Items from a dataset:
•••
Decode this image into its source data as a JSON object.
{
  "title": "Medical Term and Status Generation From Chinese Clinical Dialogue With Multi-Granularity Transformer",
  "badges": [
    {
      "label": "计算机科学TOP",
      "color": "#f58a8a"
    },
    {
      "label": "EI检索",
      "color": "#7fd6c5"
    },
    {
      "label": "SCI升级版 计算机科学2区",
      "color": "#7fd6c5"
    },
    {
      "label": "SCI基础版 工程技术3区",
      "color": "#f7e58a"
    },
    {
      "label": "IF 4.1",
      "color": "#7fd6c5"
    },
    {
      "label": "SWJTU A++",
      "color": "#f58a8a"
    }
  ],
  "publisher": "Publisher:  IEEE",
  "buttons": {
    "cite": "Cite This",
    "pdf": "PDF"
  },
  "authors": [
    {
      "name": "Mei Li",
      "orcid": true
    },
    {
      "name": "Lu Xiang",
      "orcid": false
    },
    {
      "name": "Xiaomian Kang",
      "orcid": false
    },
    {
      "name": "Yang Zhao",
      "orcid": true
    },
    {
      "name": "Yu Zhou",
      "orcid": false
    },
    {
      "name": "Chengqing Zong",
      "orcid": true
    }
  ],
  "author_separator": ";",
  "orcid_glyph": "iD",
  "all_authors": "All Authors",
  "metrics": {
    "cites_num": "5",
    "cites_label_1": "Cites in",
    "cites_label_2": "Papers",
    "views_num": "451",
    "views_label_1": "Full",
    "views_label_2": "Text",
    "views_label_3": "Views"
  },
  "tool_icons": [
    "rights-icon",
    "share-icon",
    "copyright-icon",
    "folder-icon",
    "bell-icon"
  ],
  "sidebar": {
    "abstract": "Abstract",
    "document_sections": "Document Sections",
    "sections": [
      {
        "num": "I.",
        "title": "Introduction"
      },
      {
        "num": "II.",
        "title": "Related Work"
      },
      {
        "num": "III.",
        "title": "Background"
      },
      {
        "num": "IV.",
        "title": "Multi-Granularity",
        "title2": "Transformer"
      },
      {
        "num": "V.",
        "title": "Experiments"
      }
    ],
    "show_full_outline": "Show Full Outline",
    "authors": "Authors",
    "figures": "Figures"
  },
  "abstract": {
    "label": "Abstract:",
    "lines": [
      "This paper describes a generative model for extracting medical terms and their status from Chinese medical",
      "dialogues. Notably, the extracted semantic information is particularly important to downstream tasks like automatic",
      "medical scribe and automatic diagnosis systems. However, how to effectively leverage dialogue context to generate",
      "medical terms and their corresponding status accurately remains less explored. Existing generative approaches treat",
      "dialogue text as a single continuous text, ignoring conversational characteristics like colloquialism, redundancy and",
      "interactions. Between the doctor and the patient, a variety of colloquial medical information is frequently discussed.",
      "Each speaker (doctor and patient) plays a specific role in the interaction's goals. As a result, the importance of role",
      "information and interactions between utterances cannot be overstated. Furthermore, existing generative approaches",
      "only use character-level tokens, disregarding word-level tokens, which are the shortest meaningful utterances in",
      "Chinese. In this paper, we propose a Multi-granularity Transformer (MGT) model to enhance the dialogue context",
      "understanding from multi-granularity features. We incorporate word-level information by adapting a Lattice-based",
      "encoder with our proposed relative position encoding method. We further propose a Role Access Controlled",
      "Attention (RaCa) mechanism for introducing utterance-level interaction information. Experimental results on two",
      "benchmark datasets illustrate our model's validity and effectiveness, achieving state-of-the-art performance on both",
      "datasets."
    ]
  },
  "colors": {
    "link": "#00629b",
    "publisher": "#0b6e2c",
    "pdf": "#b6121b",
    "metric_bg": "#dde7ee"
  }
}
•••
> _Exercise requirements_
Repeat the data in its entirety, character for character.

> _Solution for this task_
Decode this image into its source data as a JSON object.
{
  "title": "Medical Term and Status Generation From Chinese Clinical Dialogue With Multi-Granularity Transformer",
  "badges": [
    {
      "label": "计算机科学TOP",
      "color": "#f58a8a"
    },
    {
      "label": "EI检索",
      "color": "#7fd6c5"
    },
    {
      "label": "SCI升级版 计算机科学2区",
      "color": "#7fd6c5"
    },
    {
      "label": "SCI基础版 工程技术3区",
      "color": "#f7e58a"
    },
    {
      "label": "IF 4.1",
      "color": "#7fd6c5"
    },
    {
      "label": "SWJTU A++",
      "color": "#f58a8a"
    }
  ],
  "publisher": "Publisher:  IEEE",
  "buttons": {
    "cite": "Cite This",
    "pdf": "PDF"
  },
  "authors": [
    {
      "name": "Mei Li",
      "orcid": true
    },
    {
      "name": "Lu Xiang",
      "orcid": false
    },
    {
      "name": "Xiaomian Kang",
      "orcid": false
    },
    {
      "name": "Yang Zhao",
      "orcid": true
    },
    {
      "name": "Yu Zhou",
      "orcid": false
    },
    {
      "name": "Chengqing Zong",
      "orcid": true
    }
  ],
  "author_separator": ";",
  "orcid_glyph": "iD",
  "all_authors": "All Authors",
  "metrics": {
    "cites_num": "5",
    "cites_label_1": "Cites in",
    "cites_label_2": "Papers",
    "views_num": "451",
    "views_label_1": "Full",
    "views_label_2": "Text",
    "views_label_3": "Views"
  },
  "tool_icons": [
    "rights-icon",
    "share-icon",
    "copyright-icon",
    "folder-icon",
    "bell-icon"
  ],
  "sidebar": {
    "abstract": "Abstract",
    "document_sections": "Document Sections",
    "sections": [
      {
        "num": "I.",
        "title": "Introduction"
      },
      {
        "num": "II.",
        "title": "Related Work"
      },
      {
        "num": "III.",
        "title": "Background"
      },
      {
        "num": "IV.",
        "title": "Multi-Granularity",
        "title2": "Transformer"
      },
      {
        "num": "V.",
        "title": "Experiments"
      }
    ],
    "show_full_outline": "Show Full Outline",
    "authors": "Authors",
    "figures": "Figures"
  },
  "abstract": {
    "label": "Abstract:",
    "lines": [
      "This paper describes a generative model for extracting medical terms and their status from Chinese medical",
      "dialogues. Notably, the extracted semantic information is particularly important to downstream tasks like automatic",
      "medical scribe and automatic diagnosis systems. However, how to effectively leverage dialogue context to generate",
      "medical terms and their corresponding status accurately remains less explored. Existing generative approaches treat",
      "dialogue text as a single continuous text, ignoring conversational characteristics like colloquialism, redundancy and",
      "interactions. Between the doctor and the patient, a variety of colloquial medical information is frequently discussed.",
      "Each speaker (doctor and patient) plays a specific role in the interaction's goals. As a result, the importance of role",
      "information and interactions between utterances cannot be overstated. Furthermore, existing generative approaches",
      "only use character-level tokens, disregarding word-level tokens, which are the shortest meaningful utterances in",
      "Chinese. In this paper, we propose a Multi-granularity Transformer (MGT) model to enhance the dialogue context",
      "understanding from multi-granularity features. We incorporate word-level information by adapting a Lattice-based",
      "encoder with our proposed relative position encoding method. We further propose a Role Access Controlled",
      "Attention (RaCa) mechanism for introducing utterance-level interaction information. Experimental results on two",
      "benchmark datasets illustrate our model's validity and effectiveness, achieving state-of-the-art performance on both",
      "datasets."
    ]
  },
  "colors": {
    "link": "#00629b",
    "publisher": "#0b6e2c",
    "pdf": "#b6121b",
    "metric_bg": "#dde7ee"
  }
}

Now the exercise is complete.